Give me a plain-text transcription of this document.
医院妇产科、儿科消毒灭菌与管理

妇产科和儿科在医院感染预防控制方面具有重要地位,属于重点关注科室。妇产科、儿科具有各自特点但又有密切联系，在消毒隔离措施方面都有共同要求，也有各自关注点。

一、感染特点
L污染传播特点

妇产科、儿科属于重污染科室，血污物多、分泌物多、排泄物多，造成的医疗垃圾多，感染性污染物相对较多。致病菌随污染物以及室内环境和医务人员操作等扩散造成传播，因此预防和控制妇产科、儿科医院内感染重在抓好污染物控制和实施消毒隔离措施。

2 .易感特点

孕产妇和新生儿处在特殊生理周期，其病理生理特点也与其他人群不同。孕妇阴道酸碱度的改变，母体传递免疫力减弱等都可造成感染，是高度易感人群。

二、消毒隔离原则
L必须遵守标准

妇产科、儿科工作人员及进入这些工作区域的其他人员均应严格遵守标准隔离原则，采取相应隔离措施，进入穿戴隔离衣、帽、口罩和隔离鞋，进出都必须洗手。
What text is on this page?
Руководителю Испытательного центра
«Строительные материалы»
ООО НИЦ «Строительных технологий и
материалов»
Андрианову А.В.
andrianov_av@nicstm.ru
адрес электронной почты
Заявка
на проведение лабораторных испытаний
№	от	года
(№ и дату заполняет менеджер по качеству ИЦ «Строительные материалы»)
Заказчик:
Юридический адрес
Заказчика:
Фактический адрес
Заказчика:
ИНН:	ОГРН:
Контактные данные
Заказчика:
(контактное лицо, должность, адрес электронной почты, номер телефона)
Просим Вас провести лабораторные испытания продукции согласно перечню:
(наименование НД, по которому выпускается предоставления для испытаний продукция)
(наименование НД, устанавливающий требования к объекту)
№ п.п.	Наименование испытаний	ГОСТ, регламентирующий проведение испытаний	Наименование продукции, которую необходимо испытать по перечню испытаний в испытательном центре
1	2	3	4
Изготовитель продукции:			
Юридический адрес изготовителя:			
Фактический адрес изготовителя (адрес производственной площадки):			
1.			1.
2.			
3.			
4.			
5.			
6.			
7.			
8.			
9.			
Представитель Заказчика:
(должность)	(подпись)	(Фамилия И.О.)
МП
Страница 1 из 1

WRITTEN REQUEST
Give a word-for-word copy of the records.

RESULT
Give me a plain-text transcription of this document.
医院妇产科、儿科消毒灭菌与管理

妇产科和儿科在医院感染预防控制方面具有重要地位,属于重点关注科室。妇产科、儿科具有各自特点但又有密切联系，在消毒隔离措施方面都有共同要求，也有各自关注点。

一、感染特点
L污染传播特点

妇产科、儿科属于重污染科室，血污物多、分泌物多、排泄物多，造成的医疗垃圾多，感染性污染物相对较多。致病菌随污染物以及室内环境和医务人员操作等扩散造成传播，因此预防和控制妇产科、儿科医院内感染重在抓好污染物控制和实施消毒隔离措施。

2 .易感特点

孕产妇和新生儿处在特殊生理周期，其病理生理特点也与其他人群不同。孕妇阴道酸碱度的改变，母体传递免疫力减弱等都可造成感染，是高度易感人群。

二、消毒隔离原则
L必须遵守标准

妇产科、儿科工作人员及进入这些工作区域的其他人员均应严格遵守标准隔离原则，采取相应隔离措施，进入穿戴隔离衣、帽、口罩和隔离鞋，进出都必须洗手。
What text is on this page?
Руководителю Испытательного центра
«Строительные материалы»
ООО НИЦ «Строительных технологий и
материалов»
Андрианову А.В.
andrianov_av@nicstm.ru
адрес электронной почты
Заявка
на проведение лабораторных испытаний
№	от	года
(№ и дату заполняет менеджер по качеству ИЦ «Строительные материалы»)
Заказчик:
Юридический адрес
Заказчика:
Фактический адрес
Заказчика:
ИНН:	ОГРН:
Контактные данные
Заказчика:
(контактное лицо, должность, адрес электронной почты, номер телефона)
Просим Вас провести лабораторные испытания продукции согласно перечню:
(наименование НД, по которому выпускается предоставления для испытаний продукция)
(наименование НД, устанавливающий требования к объекту)
№ п.п.	Наименование испытаний	ГОСТ, регламентирующий проведение испытаний	Наименование продукции, которую необходимо испытать по перечню испытаний в испытательном центре
1	2	3	4
Изготовитель продукции:			
Юридический адрес изготовителя:			
Фактический адрес изготовителя (адрес производственной площадки):			
1.			1.
2.			
3.			
4.			
5.			
6.			
7.			
8.			
9.			
Представитель Заказчика:
(должность)	(подпись)	(Фамилия И.О.)
МП
Страница 1 из 1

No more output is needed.